TASK TO COMPLETE = Search the listing below for "this". Copy each matching line.

Dataset excerpt
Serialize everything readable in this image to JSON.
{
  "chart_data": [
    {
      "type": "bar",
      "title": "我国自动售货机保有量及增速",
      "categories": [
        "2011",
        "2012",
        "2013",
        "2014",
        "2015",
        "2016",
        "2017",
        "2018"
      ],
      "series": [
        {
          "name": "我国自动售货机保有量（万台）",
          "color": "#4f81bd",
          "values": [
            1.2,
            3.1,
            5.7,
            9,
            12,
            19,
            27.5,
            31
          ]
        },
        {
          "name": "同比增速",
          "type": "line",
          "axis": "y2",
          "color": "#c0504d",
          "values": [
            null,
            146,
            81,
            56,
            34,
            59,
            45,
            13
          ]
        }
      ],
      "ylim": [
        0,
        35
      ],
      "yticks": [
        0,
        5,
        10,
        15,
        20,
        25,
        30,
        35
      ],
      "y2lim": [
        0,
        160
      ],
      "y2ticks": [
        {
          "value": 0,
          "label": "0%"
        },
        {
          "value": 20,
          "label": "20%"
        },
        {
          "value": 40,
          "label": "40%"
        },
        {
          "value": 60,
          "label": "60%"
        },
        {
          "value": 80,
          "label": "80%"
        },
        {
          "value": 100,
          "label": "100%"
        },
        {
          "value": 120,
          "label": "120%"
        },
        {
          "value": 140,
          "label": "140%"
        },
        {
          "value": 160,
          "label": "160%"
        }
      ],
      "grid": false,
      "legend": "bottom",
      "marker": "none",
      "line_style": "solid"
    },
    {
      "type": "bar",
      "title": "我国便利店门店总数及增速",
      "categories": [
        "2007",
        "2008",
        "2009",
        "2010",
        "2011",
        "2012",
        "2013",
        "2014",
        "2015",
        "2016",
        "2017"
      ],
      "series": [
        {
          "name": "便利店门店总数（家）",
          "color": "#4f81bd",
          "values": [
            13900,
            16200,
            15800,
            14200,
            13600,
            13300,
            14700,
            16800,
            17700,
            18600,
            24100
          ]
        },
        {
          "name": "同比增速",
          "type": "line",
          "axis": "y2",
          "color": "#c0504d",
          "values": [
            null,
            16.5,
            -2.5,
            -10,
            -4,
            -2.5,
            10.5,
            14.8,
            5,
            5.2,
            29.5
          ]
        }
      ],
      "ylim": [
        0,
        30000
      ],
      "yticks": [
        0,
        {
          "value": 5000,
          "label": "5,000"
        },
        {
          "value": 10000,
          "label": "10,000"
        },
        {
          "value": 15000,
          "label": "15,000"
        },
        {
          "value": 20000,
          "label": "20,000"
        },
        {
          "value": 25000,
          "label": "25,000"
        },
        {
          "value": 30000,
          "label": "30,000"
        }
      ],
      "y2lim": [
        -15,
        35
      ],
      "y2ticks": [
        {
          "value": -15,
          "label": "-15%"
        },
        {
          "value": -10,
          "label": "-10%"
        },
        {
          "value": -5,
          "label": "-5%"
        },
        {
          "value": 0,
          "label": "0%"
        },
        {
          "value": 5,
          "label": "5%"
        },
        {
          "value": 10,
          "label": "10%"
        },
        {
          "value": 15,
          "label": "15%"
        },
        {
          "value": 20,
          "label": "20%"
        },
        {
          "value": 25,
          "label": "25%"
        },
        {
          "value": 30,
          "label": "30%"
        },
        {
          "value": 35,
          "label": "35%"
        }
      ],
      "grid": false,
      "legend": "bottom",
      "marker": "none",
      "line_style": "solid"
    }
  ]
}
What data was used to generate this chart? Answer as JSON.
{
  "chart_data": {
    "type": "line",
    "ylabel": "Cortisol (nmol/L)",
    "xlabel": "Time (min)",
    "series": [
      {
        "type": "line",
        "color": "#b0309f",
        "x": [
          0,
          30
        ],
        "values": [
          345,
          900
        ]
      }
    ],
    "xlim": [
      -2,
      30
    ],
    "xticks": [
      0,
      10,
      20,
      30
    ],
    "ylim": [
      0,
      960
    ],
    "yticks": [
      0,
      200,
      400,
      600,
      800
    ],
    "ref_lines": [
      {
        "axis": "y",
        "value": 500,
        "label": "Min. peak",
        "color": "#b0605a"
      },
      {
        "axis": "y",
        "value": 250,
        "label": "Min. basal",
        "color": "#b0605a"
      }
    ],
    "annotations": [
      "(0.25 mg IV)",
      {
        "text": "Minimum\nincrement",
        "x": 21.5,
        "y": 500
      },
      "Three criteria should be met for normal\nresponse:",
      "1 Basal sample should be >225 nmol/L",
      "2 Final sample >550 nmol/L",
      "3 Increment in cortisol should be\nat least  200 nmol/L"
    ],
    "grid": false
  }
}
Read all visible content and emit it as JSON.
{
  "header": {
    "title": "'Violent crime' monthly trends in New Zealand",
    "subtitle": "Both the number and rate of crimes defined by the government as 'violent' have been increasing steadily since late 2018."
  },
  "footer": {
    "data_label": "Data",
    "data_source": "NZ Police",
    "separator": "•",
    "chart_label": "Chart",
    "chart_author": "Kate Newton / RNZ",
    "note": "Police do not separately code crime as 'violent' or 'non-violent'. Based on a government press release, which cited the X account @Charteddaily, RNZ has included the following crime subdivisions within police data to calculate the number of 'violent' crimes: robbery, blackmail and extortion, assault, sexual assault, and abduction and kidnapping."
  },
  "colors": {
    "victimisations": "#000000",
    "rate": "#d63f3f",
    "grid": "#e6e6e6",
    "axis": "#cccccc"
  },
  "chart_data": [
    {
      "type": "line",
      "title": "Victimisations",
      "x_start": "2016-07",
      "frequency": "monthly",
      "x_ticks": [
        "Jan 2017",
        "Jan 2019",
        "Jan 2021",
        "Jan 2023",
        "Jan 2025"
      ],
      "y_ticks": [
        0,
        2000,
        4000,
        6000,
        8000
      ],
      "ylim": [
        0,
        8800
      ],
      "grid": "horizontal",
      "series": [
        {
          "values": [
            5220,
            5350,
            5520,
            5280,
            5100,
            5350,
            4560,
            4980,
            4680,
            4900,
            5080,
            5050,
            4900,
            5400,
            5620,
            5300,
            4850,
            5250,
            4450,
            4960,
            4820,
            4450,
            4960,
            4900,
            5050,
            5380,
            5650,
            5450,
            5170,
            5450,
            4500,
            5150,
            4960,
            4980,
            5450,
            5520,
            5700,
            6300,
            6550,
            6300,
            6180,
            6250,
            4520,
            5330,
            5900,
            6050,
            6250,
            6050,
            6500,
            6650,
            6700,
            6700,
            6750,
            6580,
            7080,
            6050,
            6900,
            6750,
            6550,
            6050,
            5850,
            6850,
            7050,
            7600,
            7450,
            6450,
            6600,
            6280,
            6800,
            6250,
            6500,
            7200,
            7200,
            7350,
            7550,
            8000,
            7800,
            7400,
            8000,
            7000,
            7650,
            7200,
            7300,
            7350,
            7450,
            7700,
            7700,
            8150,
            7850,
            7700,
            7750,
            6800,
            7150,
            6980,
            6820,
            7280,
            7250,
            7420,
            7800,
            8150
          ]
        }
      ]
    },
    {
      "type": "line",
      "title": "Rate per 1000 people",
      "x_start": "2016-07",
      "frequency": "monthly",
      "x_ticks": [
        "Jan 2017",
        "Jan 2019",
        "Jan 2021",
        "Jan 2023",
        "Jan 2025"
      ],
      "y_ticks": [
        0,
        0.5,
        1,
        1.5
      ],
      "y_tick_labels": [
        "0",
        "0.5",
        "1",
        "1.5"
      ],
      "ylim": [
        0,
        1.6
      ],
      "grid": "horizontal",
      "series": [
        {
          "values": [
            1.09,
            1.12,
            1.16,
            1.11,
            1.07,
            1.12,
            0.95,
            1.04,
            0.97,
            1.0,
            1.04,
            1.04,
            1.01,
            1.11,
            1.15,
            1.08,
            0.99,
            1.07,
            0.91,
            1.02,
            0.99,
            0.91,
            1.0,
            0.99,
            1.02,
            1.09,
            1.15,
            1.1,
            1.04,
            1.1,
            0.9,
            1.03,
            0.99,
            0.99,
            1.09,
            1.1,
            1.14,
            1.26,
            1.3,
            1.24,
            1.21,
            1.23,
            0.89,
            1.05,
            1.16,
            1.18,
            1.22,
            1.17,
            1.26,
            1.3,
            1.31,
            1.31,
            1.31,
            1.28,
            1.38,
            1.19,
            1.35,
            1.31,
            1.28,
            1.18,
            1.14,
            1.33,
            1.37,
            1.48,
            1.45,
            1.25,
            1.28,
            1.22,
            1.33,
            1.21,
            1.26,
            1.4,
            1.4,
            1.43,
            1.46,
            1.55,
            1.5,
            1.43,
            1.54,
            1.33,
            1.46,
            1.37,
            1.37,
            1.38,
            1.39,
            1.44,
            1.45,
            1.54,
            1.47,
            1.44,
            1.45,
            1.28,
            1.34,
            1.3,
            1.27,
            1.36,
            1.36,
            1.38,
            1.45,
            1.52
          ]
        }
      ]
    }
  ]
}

ANSWER =
Serialize everything readable in this image to JSON.
What data was used to generate this chart? Answer as JSON.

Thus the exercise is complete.